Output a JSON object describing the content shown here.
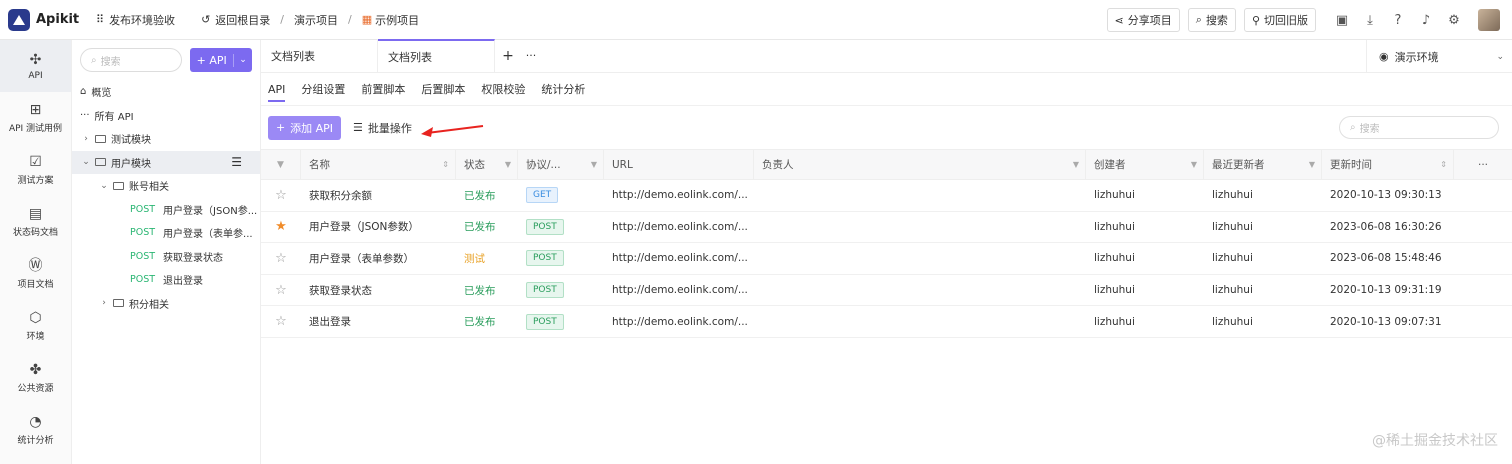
{
  "app": {
    "name": "Apikit"
  },
  "topbar": {
    "workspace": "发布环境验收",
    "back": "返回根目录",
    "crumb1": "演示项目",
    "crumb2": "示例项目",
    "share": "分享项目",
    "search": "搜索",
    "old": "切回旧版"
  },
  "leftnav": [
    {
      "label": "API",
      "icon": "api-icon",
      "glyph": "✣"
    },
    {
      "label": "API 测试用例",
      "icon": "test-case-icon",
      "glyph": "⊞"
    },
    {
      "label": "测试方案",
      "icon": "test-plan-icon",
      "glyph": "☑"
    },
    {
      "label": "状态码文档",
      "icon": "status-doc-icon",
      "glyph": "▤"
    },
    {
      "label": "项目文档",
      "icon": "project-doc-icon",
      "glyph": "Ⓦ"
    },
    {
      "label": "环境",
      "icon": "environment-icon",
      "glyph": "⬡"
    },
    {
      "label": "公共资源",
      "icon": "puzzle-icon",
      "glyph": "✤"
    },
    {
      "label": "统计分析",
      "icon": "chart-icon",
      "glyph": "◔"
    }
  ],
  "tree": {
    "search_placeholder": "搜索",
    "add_button": "+ API",
    "overview": "概览",
    "all_api": "所有 API",
    "items": [
      {
        "label": "测试模块"
      },
      {
        "label": "用户模块"
      },
      {
        "label": "账号相关"
      },
      {
        "method": "POST",
        "label": "用户登录（JSON参..."
      },
      {
        "method": "POST",
        "label": "用户登录（表单参..."
      },
      {
        "method": "POST",
        "label": "获取登录状态"
      },
      {
        "method": "POST",
        "label": "退出登录"
      },
      {
        "label": "积分相关"
      }
    ]
  },
  "tabs": {
    "items": [
      "文档列表",
      "文档列表"
    ],
    "env": "演示环境"
  },
  "subtabs": [
    "API",
    "分组设置",
    "前置脚本",
    "后置脚本",
    "权限校验",
    "统计分析"
  ],
  "toolbar": {
    "add": "添加 API",
    "batch": "批量操作",
    "search_placeholder": "搜索"
  },
  "table": {
    "headers": {
      "name": "名称",
      "status": "状态",
      "protocol": "协议/...",
      "url": "URL",
      "owner": "负责人",
      "creator": "创建者",
      "updater": "最近更新者",
      "time": "更新时间"
    },
    "rows": [
      {
        "starred": false,
        "name": "获取积分余额",
        "status": "已发布",
        "status_type": "pub",
        "method": "GET",
        "url": "http://demo.eolink.com/...",
        "owner": "",
        "creator": "lizhuhui",
        "updater": "lizhuhui",
        "time": "2020-10-13 09:30:13"
      },
      {
        "starred": true,
        "name": "用户登录（JSON参数）",
        "status": "已发布",
        "status_type": "pub",
        "method": "POST",
        "url": "http://demo.eolink.com/...",
        "owner": "",
        "creator": "lizhuhui",
        "updater": "lizhuhui",
        "time": "2023-06-08 16:30:26"
      },
      {
        "starred": false,
        "name": "用户登录（表单参数）",
        "status": "测试",
        "status_type": "test",
        "method": "POST",
        "url": "http://demo.eolink.com/...",
        "owner": "",
        "creator": "lizhuhui",
        "updater": "lizhuhui",
        "time": "2023-06-08 15:48:46"
      },
      {
        "starred": false,
        "name": "获取登录状态",
        "status": "已发布",
        "status_type": "pub",
        "method": "POST",
        "url": "http://demo.eolink.com/...",
        "owner": "",
        "creator": "lizhuhui",
        "updater": "lizhuhui",
        "time": "2020-10-13 09:31:19"
      },
      {
        "starred": false,
        "name": "退出登录",
        "status": "已发布",
        "status_type": "pub",
        "method": "POST",
        "url": "http://demo.eolink.com/...",
        "owner": "",
        "creator": "lizhuhui",
        "updater": "lizhuhui",
        "time": "2020-10-13 09:07:31"
      }
    ]
  },
  "watermark": "@稀土掘金技术社区",
  "colors": {
    "accent": "#7c6af0",
    "published": "#2a9d5c",
    "testing": "#e8a023",
    "star": "#f08c2a",
    "annotation_arrow": "#e8231f"
  }
}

####################

• [Direction]: Look through the records and gather every line containing "glyph".

• [Result of the exercise]:
      "glyph": "✣"
      "glyph": "⊞"
      "glyph": "☑"
      "glyph": "▤"
      "glyph": "Ⓦ"
      "glyph": "⬡"
      "glyph": "✤"
      "glyph": "◔"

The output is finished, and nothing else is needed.